### Problem details
Write out all the material exactly. Leave nothing out.

### Raw records
***
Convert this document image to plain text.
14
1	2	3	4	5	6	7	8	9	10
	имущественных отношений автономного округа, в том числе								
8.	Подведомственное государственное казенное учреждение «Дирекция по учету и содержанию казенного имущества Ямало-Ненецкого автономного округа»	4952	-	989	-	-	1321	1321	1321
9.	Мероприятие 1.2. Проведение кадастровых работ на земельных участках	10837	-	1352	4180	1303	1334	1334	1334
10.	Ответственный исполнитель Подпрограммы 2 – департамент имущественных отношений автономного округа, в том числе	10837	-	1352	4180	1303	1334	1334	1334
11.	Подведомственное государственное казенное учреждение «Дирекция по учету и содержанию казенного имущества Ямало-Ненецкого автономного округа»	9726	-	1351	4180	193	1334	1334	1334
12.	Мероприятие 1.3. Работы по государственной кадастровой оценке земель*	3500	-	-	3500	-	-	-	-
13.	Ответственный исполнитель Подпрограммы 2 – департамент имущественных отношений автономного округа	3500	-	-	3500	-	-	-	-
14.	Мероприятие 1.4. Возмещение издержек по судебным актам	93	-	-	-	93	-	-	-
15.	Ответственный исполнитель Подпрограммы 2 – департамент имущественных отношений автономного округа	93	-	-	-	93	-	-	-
***
### Complete answer
Convert this document image to plain text.
14
1	2	3	4	5	6	7	8	9	10
	имущественных отношений автономного округа, в том числе								
8.	Подведомственное государственное казенное учреждение «Дирекция по учету и содержанию казенного имущества Ямало-Ненецкого автономного округа»	4952	-	989	-	-	1321	1321	1321
9.	Мероприятие 1.2. Проведение кадастровых работ на земельных участках	10837	-	1352	4180	1303	1334	1334	1334
10.	Ответственный исполнитель Подпрограммы 2 – департамент имущественных отношений автономного округа, в том числе	10837	-	1352	4180	1303	1334	1334	1334
11.	Подведомственное государственное казенное учреждение «Дирекция по учету и содержанию казенного имущества Ямало-Ненецкого автономного округа»	9726	-	1351	4180	193	1334	1334	1334
12.	Мероприятие 1.3. Работы по государственной кадастровой оценке земель*	3500	-	-	3500	-	-	-	-
13.	Ответственный исполнитель Подпрограммы 2 – департамент имущественных отношений автономного округа	3500	-	-	3500	-	-	-	-
14.	Мероприятие 1.4. Возмещение издержек по судебным актам	93	-	-	-	93	-	-	-
15.	Ответственный исполнитель Подпрограммы 2 – департамент имущественных отношений автономного округа	93	-	-	-	93	-	-	-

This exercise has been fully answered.